Prompt
Copy every line, leaving nothing out and adding nothing.

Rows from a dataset

——————

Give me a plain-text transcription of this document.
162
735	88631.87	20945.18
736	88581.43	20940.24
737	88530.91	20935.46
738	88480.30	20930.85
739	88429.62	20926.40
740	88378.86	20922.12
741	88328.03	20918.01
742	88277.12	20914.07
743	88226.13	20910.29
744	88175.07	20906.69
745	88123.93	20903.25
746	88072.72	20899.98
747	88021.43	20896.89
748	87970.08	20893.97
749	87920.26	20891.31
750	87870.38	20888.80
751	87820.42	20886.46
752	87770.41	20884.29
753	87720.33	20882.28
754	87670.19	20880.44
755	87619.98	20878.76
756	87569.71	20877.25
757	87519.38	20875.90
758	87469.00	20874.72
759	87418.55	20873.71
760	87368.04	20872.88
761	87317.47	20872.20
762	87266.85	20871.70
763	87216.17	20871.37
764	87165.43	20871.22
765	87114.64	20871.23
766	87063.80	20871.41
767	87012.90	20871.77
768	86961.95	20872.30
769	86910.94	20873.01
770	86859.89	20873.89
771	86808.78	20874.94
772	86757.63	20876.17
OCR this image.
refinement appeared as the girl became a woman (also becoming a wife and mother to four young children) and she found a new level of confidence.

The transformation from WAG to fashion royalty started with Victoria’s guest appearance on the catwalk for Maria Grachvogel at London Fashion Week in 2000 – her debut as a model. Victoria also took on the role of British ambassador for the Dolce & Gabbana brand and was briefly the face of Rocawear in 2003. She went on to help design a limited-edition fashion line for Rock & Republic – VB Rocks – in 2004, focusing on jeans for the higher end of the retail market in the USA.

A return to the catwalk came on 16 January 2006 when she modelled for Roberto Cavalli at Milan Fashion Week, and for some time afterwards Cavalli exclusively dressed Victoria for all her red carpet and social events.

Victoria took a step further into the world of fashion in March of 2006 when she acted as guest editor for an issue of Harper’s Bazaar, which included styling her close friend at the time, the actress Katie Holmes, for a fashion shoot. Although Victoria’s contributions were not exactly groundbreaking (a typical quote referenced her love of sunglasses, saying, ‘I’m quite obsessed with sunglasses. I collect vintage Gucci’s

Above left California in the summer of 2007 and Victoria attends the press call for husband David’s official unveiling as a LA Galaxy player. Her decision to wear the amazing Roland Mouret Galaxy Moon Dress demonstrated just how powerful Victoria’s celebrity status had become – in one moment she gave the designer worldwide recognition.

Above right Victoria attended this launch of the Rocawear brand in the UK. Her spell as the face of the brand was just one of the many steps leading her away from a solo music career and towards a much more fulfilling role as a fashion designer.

——————

Output for this task
Give me a plain-text transcription of this document.
162
735	88631.87	20945.18
736	88581.43	20940.24
737	88530.91	20935.46
738	88480.30	20930.85
739	88429.62	20926.40
740	88378.86	20922.12
741	88328.03	20918.01
742	88277.12	20914.07
743	88226.13	20910.29
744	88175.07	20906.69
745	88123.93	20903.25
746	88072.72	20899.98
747	88021.43	20896.89
748	87970.08	20893.97
749	87920.26	20891.31
750	87870.38	20888.80
751	87820.42	20886.46
752	87770.41	20884.29
753	87720.33	20882.28
754	87670.19	20880.44
755	87619.98	20878.76
756	87569.71	20877.25
757	87519.38	20875.90
758	87469.00	20874.72
759	87418.55	20873.71
760	87368.04	20872.88
761	87317.47	20872.20
762	87266.85	20871.70
763	87216.17	20871.37
764	87165.43	20871.22
765	87114.64	20871.23
766	87063.80	20871.41
767	87012.90	20871.77
768	86961.95	20872.30
769	86910.94	20873.01
770	86859.89	20873.89
771	86808.78	20874.94
772	86757.63	20876.17
OCR this image.
refinement appeared as the girl became a woman (also becoming a wife and mother to four young children) and she found a new level of confidence.

The transformation from WAG to fashion royalty started with Victoria’s guest appearance on the catwalk for Maria Grachvogel at London Fashion Week in 2000 – her debut as a model. Victoria also took on the role of British ambassador for the Dolce & Gabbana brand and was briefly the face of Rocawear in 2003. She went on to help design a limited-edition fashion line for Rock & Republic – VB Rocks – in 2004, focusing on jeans for the higher end of the retail market in the USA.

A return to the catwalk came on 16 January 2006 when she modelled for Roberto Cavalli at Milan Fashion Week, and for some time afterwards Cavalli exclusively dressed Victoria for all her red carpet and social events.

Victoria took a step further into the world of fashion in March of 2006 when she acted as guest editor for an issue of Harper’s Bazaar, which included styling her close friend at the time, the actress Katie Holmes, for a fashion shoot. Although Victoria’s contributions were not exactly groundbreaking (a typical quote referenced her love of sunglasses, saying, ‘I’m quite obsessed with sunglasses. I collect vintage Gucci’s

Above left California in the summer of 2007 and Victoria attends the press call for husband David’s official unveiling as a LA Galaxy player. Her decision to wear the amazing Roland Mouret Galaxy Moon Dress demonstrated just how powerful Victoria’s celebrity status had become – in one moment she gave the designer worldwide recognition.

Above right Victoria attended this launch of the Rocawear brand in the UK. Her spell as the face of the brand was just one of the many steps leading her away from a solo music career and towards a much more fulfilling role as a fashion designer.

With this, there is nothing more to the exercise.